● WORK TO COMPLETE:
How many lines in this data contain the string "label"? Reply with the number only.

● Figure content listings:
★ ★ ★

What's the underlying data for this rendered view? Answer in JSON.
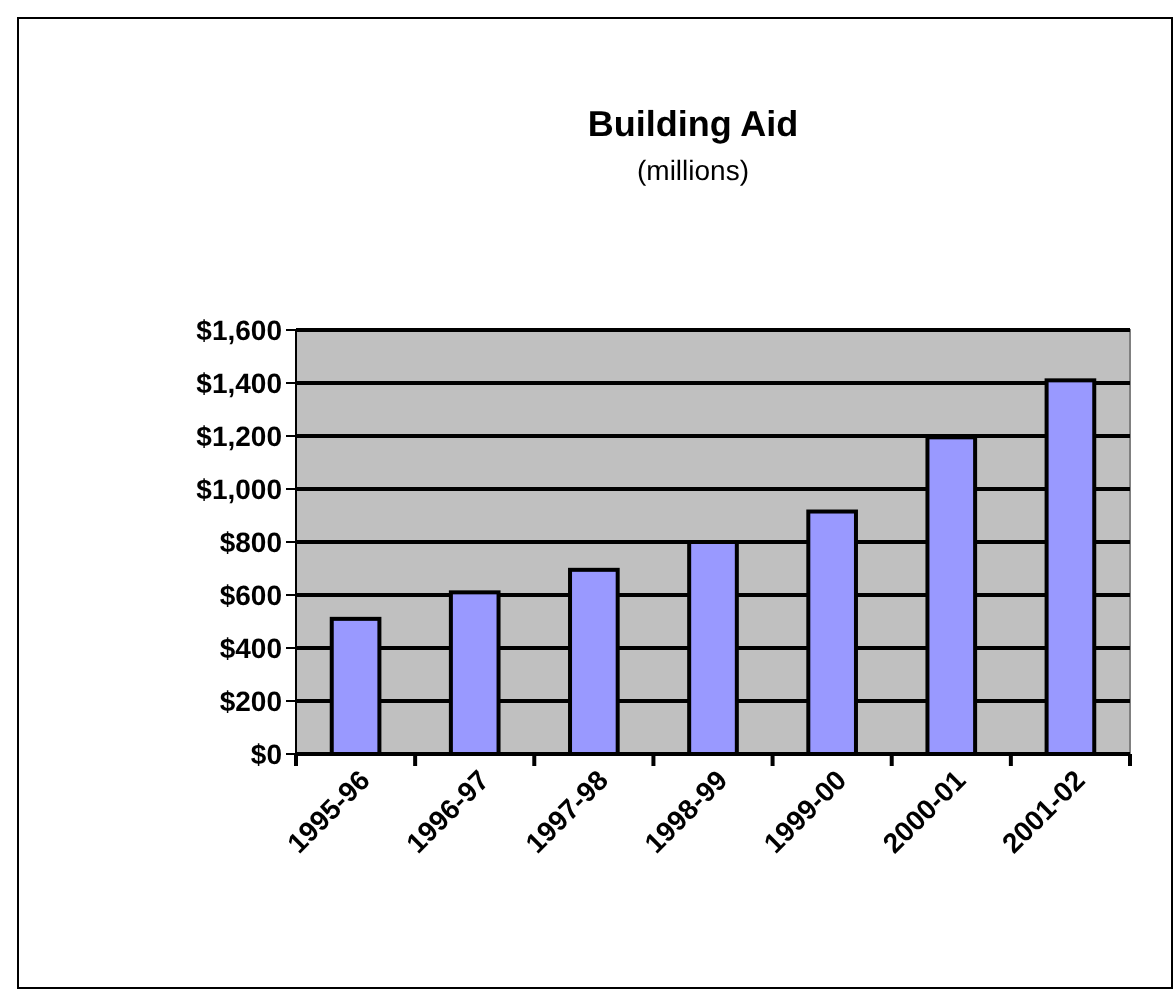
{
  "chart_data": {
    "type": "bar",
    "title": "Building Aid",
    "subtitle": "(millions)",
    "categories": [
      "1995-96",
      "1996-97",
      "1997-98",
      "1998-99",
      "1999-00",
      "2000-01",
      "2001-02"
    ],
    "values": [
      510,
      610,
      695,
      800,
      915,
      1195,
      1410
    ],
    "color": "#9999ff",
    "ylim": [
      0,
      1600
    ],
    "yticks": [
      {
        "value": 0,
        "label": "$0"
      },
      {
        "value": 200,
        "label": "$200"
      },
      {
        "value": 400,
        "label": "$400"
      },
      {
        "value": 600,
        "label": "$600"
      },
      {
        "value": 800,
        "label": "$800"
      },
      {
        "value": 1000,
        "label": "$1,000"
      },
      {
        "value": 1200,
        "label": "$1,200"
      },
      {
        "value": 1400,
        "label": "$1,400"
      },
      {
        "value": 1600,
        "label": "$1,600"
      }
    ],
    "grid": "y"
  }
}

★ ★ ★

● COMPLETE RESPONSE:
9